DIRECTIVE. Name every person the passage on the grandmother of valor refers to by name.

Grandmother of Valor

Rav Moshe Aharon Stern, zt”l, explains that determining who has attained true greatness is no simple matter. “There is no middle way when dealing with the absolute truth. Either something is true or it is false. But how can one tell if someone is truly G-d fearing and whether he is a true scholar? We find an answer in an aggadata brought on today’s daf. In Niddah 33, we learn that when Rav Pappa visited a certain city and wished to determine whether there was a G-d fearing scholar to be found there, he addressed his question to a certain grandmother who resided in that place. He asked, ‘Is there a talmid chacham in this city?’ She immediately replied that there was. ‘There is a talmid chacham called Rav Shmuel. If only I could be like him!’

“Rav Pappa thought to himself, ‘Since she blesses herself to be like him, he obviously has yir’as shamayim.’ One may wonder why he chose to rely on this woman’s reply, of all the people of the town. We can understand this in light of a different statement recorded in the name of the sages. In Berachos we find that women tend to understand the true character of their guests more than men. G-d created women with a special sense to recognize falsehood immediately. This is why Rav Pappa asked a grandmother. He wanted a true answer and figured that, in that town, his best chance of getting one was from a woman!”

Element box data.
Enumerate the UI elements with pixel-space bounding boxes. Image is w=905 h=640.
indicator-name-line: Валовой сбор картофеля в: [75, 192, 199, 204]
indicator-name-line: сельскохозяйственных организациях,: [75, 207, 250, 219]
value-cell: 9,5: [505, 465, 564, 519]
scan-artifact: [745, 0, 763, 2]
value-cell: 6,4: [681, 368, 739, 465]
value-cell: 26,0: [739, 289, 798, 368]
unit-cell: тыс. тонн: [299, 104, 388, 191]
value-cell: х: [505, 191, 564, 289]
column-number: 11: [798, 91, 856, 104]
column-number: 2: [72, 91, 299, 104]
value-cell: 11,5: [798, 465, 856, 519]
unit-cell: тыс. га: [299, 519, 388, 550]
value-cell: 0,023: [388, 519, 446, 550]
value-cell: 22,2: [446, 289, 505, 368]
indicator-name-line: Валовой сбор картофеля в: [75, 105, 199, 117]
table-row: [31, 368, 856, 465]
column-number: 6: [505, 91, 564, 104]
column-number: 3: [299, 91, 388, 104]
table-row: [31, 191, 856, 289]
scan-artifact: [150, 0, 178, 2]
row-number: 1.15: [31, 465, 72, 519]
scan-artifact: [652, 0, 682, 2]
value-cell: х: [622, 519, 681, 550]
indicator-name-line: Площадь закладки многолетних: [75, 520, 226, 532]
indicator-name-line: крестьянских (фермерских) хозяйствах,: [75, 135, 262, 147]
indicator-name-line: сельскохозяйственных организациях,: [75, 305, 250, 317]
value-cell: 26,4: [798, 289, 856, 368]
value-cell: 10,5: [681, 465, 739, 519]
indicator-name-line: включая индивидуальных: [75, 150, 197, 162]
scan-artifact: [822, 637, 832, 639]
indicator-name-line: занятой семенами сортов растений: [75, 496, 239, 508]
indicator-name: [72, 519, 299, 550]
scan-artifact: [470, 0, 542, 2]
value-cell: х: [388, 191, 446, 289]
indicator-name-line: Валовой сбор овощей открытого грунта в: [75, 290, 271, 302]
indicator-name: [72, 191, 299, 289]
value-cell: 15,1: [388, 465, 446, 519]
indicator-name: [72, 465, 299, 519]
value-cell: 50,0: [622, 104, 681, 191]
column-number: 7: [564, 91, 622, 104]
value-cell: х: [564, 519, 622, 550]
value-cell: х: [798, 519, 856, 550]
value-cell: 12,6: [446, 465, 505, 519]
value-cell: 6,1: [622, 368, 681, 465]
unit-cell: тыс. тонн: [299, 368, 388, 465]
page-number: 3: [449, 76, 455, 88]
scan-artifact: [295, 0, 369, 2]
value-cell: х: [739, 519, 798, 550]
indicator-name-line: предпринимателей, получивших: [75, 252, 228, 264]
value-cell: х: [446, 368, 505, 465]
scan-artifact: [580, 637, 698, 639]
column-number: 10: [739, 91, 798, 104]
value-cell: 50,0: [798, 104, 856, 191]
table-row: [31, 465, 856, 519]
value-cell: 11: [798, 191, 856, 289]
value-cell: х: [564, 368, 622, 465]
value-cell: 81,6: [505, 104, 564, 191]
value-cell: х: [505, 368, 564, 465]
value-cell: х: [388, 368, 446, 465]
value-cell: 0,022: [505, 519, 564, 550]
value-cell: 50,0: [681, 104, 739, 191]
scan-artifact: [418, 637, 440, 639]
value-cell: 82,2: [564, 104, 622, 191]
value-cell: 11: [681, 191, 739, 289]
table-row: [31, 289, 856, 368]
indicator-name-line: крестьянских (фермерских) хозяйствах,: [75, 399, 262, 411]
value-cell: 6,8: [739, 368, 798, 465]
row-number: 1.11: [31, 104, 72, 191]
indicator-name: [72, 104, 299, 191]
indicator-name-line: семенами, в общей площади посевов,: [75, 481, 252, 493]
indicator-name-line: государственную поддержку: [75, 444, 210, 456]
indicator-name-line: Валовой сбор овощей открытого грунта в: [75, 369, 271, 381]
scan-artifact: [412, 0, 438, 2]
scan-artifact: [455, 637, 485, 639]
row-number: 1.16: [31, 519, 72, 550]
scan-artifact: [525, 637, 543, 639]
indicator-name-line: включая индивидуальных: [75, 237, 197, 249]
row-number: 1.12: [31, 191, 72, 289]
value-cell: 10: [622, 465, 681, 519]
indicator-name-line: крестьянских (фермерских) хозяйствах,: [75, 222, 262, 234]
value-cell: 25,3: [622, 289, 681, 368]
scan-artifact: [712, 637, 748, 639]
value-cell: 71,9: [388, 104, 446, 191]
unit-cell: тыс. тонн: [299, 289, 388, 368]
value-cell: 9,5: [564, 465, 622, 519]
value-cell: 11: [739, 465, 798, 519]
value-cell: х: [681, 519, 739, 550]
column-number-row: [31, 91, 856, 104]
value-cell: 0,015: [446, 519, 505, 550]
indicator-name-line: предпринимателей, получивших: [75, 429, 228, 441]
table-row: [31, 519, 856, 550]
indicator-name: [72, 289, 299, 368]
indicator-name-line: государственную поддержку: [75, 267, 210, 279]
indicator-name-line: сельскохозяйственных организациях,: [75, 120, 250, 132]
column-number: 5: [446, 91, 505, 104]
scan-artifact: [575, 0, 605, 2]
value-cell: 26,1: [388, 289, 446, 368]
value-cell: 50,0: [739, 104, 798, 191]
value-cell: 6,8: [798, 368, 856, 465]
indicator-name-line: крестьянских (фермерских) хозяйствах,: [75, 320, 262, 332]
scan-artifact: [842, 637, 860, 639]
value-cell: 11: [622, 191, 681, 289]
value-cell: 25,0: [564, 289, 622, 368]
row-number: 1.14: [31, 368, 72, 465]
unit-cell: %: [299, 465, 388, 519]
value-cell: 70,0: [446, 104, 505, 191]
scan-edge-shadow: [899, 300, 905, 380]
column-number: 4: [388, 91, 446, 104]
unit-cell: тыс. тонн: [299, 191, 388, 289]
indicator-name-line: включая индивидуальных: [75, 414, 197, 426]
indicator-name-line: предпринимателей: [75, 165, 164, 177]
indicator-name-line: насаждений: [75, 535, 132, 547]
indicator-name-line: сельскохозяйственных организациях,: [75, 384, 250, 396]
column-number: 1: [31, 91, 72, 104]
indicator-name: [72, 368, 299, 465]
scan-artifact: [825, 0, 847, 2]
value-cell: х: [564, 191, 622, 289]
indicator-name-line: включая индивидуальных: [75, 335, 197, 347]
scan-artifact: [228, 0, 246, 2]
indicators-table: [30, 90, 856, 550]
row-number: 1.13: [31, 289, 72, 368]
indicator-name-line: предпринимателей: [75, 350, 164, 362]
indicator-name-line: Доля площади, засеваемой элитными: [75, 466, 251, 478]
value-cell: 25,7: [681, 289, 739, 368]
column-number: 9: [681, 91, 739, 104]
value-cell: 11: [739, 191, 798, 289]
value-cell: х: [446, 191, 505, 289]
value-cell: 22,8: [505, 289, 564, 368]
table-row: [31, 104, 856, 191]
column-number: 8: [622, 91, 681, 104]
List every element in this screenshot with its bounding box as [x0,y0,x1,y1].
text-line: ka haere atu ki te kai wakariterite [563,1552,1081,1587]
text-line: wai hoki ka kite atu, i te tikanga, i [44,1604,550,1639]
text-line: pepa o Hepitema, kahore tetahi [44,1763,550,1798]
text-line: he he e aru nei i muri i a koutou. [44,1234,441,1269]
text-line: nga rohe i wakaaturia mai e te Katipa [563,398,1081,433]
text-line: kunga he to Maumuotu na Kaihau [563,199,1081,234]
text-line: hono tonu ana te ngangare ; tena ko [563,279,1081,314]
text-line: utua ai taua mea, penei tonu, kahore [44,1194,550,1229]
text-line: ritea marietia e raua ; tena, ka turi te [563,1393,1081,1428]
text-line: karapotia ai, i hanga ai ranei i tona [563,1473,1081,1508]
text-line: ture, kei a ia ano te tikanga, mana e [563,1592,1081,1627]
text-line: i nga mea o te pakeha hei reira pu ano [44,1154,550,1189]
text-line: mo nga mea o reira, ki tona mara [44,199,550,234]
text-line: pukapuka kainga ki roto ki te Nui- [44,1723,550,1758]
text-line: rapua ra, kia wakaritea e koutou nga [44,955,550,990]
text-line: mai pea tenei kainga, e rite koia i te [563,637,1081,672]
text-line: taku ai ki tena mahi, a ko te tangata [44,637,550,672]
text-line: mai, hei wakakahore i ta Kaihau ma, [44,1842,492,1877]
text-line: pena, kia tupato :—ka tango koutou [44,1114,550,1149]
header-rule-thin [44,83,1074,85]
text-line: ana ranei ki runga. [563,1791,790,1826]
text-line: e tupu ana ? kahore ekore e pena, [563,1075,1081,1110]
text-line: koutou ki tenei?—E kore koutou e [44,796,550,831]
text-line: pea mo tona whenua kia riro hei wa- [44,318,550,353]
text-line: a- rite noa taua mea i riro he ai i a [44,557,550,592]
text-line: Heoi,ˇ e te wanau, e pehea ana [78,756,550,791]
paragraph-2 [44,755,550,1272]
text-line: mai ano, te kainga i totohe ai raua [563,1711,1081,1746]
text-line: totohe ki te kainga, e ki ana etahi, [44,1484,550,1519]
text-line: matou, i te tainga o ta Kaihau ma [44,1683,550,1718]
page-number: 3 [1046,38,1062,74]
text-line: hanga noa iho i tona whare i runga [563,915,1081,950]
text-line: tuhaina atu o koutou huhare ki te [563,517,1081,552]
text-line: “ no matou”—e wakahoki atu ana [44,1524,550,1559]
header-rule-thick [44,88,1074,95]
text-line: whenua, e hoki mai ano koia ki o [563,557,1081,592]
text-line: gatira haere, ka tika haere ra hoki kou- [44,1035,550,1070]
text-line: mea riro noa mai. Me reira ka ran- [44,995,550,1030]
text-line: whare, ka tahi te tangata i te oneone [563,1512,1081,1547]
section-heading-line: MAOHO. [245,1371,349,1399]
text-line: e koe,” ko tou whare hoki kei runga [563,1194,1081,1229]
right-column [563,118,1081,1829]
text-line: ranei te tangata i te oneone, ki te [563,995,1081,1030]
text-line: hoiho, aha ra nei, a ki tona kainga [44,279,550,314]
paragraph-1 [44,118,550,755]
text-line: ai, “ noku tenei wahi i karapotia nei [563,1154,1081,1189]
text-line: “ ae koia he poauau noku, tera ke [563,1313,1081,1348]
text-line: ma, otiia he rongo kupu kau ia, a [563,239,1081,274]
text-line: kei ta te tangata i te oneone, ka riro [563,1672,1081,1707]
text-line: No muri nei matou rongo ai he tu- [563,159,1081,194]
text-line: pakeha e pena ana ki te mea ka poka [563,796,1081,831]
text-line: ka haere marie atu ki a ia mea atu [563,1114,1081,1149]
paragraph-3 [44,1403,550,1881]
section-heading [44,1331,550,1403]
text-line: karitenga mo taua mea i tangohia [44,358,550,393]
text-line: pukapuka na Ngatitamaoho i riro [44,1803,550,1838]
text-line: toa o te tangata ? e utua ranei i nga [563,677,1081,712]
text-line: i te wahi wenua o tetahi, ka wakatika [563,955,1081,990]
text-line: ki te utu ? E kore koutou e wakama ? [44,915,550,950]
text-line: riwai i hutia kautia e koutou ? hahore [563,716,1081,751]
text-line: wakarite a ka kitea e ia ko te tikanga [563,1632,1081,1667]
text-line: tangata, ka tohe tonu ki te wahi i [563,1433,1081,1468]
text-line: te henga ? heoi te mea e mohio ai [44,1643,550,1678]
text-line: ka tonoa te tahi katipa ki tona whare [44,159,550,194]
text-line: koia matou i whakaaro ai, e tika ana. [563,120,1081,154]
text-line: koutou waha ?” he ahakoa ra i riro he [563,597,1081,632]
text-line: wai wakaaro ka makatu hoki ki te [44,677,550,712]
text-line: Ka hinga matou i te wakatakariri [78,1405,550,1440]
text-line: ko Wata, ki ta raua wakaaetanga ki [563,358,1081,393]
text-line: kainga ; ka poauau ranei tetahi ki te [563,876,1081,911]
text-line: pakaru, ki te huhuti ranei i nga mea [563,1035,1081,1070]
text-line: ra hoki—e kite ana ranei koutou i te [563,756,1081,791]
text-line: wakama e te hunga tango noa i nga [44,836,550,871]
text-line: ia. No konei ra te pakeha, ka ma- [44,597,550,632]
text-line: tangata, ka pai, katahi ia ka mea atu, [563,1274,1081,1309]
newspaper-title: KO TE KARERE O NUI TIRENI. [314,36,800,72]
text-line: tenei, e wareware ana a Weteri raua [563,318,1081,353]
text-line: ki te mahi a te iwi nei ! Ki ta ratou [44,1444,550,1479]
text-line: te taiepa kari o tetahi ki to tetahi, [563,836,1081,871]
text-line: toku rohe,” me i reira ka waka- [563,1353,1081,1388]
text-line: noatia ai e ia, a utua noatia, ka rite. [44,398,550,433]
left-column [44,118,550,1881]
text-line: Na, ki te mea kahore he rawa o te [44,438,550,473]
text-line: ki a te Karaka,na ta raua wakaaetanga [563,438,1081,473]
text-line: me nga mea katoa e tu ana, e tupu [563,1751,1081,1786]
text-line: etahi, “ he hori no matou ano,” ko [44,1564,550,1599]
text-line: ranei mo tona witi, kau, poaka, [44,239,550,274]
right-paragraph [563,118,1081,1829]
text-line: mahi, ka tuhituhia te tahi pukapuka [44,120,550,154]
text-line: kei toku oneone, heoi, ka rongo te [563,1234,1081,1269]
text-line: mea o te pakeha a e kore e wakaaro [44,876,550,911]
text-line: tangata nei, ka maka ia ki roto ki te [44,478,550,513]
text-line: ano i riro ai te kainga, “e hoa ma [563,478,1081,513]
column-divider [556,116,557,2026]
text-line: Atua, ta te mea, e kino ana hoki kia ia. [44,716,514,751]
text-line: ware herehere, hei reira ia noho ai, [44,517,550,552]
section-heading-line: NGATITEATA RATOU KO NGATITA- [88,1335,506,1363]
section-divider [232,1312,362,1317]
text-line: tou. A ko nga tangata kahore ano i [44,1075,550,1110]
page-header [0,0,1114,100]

RESULT FOR THIS EXERCISE. Rav Moshe Aharon Stern, Rav Pappa, Rav Shmuel